Problem requirements: Every line with the string "nUnit" should be gathered.

(Collected data entries)
** BEGIN **

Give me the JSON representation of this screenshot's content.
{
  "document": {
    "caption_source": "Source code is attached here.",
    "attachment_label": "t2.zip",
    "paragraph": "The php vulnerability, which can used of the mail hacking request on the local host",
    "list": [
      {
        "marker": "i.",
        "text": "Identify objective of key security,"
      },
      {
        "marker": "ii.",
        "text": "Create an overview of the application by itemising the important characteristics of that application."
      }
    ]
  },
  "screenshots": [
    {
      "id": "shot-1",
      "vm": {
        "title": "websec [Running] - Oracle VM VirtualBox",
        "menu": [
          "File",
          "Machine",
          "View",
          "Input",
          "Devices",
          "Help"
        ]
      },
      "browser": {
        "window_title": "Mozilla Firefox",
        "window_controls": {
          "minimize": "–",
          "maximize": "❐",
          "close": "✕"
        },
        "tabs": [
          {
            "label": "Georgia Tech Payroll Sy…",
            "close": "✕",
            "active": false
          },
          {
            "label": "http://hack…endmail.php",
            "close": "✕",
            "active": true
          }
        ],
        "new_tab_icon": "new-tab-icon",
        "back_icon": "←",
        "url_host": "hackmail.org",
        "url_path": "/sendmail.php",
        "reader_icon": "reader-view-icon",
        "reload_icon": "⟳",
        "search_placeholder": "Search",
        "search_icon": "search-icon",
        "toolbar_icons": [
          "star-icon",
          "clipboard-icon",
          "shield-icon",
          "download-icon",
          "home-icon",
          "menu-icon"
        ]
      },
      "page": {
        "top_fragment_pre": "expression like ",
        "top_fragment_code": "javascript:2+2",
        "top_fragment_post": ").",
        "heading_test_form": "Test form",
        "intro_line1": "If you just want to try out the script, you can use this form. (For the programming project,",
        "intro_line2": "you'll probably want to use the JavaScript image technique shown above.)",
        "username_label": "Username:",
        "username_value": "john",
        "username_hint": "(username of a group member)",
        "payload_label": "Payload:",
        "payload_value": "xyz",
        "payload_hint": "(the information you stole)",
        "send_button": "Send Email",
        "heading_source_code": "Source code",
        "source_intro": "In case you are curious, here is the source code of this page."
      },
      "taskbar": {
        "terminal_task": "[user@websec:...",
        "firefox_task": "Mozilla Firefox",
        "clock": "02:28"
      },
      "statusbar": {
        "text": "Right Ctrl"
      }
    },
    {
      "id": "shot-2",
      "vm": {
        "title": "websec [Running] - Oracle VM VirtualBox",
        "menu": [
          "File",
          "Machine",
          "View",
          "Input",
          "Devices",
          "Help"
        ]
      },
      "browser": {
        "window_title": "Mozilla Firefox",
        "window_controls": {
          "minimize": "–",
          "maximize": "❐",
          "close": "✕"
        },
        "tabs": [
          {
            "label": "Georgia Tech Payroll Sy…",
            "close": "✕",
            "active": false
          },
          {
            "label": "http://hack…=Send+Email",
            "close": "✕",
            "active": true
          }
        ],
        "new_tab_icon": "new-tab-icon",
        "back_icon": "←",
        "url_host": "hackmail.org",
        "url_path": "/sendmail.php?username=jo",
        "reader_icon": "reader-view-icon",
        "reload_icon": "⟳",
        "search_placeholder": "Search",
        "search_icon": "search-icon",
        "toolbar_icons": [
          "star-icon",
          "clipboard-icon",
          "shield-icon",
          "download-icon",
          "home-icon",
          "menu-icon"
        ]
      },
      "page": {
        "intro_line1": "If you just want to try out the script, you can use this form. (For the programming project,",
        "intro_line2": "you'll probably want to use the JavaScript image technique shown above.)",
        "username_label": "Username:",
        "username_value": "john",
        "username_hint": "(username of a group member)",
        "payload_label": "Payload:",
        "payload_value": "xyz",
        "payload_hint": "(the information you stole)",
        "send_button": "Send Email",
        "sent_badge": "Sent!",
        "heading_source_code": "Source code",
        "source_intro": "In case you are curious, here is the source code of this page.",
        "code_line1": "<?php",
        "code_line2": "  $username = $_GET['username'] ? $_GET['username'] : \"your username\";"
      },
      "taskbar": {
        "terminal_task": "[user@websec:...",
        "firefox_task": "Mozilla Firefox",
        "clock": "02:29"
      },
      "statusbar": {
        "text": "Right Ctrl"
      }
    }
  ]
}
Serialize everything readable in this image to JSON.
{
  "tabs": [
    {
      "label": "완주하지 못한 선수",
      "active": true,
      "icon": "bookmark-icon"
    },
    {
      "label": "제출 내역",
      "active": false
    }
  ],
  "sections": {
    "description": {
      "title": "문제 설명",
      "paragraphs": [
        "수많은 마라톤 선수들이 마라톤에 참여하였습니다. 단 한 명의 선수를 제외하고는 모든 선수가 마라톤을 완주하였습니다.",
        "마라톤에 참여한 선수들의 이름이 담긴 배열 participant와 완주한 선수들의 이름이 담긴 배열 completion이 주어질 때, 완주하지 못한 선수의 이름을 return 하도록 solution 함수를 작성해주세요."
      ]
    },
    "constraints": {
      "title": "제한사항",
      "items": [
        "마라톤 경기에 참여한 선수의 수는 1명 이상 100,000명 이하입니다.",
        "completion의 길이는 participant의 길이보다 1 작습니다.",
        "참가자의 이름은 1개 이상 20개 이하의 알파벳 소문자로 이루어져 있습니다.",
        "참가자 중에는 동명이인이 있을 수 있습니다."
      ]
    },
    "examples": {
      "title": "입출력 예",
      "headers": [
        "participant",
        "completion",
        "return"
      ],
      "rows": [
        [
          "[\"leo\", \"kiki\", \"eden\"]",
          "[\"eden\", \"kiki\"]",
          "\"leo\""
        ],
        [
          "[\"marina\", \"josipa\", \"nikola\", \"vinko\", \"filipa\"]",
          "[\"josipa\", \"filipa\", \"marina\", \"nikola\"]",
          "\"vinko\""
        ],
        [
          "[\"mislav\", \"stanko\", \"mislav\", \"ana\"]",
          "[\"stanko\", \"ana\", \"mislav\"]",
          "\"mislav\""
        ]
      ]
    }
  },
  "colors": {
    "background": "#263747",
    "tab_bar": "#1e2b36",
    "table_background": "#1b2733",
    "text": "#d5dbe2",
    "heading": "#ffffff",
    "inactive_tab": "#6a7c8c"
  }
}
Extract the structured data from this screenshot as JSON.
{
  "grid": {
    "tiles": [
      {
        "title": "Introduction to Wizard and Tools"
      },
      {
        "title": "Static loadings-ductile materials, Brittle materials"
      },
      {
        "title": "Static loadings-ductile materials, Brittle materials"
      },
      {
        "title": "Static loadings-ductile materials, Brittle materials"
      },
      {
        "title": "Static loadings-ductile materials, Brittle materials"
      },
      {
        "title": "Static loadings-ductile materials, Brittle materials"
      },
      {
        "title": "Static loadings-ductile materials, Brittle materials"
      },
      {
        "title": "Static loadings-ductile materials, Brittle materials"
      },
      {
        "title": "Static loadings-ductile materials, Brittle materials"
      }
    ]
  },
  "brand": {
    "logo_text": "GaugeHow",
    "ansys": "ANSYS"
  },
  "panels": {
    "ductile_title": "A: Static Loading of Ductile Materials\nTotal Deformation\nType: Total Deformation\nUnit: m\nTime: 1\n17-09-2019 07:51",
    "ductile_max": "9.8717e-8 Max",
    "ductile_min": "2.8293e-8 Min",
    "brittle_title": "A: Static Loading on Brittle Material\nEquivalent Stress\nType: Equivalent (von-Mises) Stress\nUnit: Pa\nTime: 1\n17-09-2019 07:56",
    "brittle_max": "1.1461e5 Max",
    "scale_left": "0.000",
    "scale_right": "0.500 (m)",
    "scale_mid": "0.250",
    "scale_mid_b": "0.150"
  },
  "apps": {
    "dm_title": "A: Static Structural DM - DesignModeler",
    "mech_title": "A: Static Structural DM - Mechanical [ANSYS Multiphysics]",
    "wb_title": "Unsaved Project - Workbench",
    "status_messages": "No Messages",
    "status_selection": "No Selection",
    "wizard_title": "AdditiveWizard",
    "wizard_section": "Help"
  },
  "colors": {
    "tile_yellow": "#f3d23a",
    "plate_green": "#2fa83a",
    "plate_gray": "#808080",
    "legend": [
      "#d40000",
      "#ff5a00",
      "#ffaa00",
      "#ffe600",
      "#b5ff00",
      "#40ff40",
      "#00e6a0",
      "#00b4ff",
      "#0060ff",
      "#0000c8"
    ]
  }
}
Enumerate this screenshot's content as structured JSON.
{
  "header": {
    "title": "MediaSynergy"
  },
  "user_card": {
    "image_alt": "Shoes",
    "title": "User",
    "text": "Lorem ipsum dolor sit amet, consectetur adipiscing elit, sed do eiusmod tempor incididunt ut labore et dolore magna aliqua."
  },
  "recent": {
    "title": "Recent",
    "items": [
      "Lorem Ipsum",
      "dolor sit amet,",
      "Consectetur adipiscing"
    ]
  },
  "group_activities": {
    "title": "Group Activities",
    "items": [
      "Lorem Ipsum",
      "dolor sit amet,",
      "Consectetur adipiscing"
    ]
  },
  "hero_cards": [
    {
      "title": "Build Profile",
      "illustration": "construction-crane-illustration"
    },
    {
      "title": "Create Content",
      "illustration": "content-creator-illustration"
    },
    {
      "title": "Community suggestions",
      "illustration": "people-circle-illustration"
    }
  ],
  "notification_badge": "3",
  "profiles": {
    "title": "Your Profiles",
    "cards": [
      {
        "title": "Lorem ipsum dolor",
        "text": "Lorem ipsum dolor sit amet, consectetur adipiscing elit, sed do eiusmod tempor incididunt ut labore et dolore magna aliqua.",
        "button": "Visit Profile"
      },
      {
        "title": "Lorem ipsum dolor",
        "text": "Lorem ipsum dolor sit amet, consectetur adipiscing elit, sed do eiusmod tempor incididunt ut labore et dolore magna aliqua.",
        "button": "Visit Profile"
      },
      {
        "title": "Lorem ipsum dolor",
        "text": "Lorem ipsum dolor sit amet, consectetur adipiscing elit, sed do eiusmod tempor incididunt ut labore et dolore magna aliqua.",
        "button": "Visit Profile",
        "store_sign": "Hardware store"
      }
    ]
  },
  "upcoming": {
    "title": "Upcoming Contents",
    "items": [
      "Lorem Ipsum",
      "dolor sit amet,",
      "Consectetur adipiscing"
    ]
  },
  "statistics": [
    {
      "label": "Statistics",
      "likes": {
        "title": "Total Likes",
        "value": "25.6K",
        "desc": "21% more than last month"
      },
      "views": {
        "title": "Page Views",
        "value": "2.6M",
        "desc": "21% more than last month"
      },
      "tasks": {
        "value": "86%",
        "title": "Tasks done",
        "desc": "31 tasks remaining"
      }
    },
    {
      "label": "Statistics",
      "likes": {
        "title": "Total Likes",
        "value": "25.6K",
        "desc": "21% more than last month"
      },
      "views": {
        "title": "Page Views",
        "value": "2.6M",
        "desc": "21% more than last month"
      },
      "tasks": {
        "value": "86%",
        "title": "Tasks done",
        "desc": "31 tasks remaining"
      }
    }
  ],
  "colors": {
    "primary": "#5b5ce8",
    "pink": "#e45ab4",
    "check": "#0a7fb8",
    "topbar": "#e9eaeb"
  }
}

** END **

Solution for this exercise:
    "ductile_title": "A: Static Loading of Ductile Materials\nTotal Deformation\nType: Total Deformation\nUnit: m\nTime: 1\n17-09-2019 07:51",
    "brittle_title": "A: Static Loading on Brittle Material\nEquivalent Stress\nType: Equivalent (von-Mises) Stress\nUnit: Pa\nTime: 1\n17-09-2019 07:56",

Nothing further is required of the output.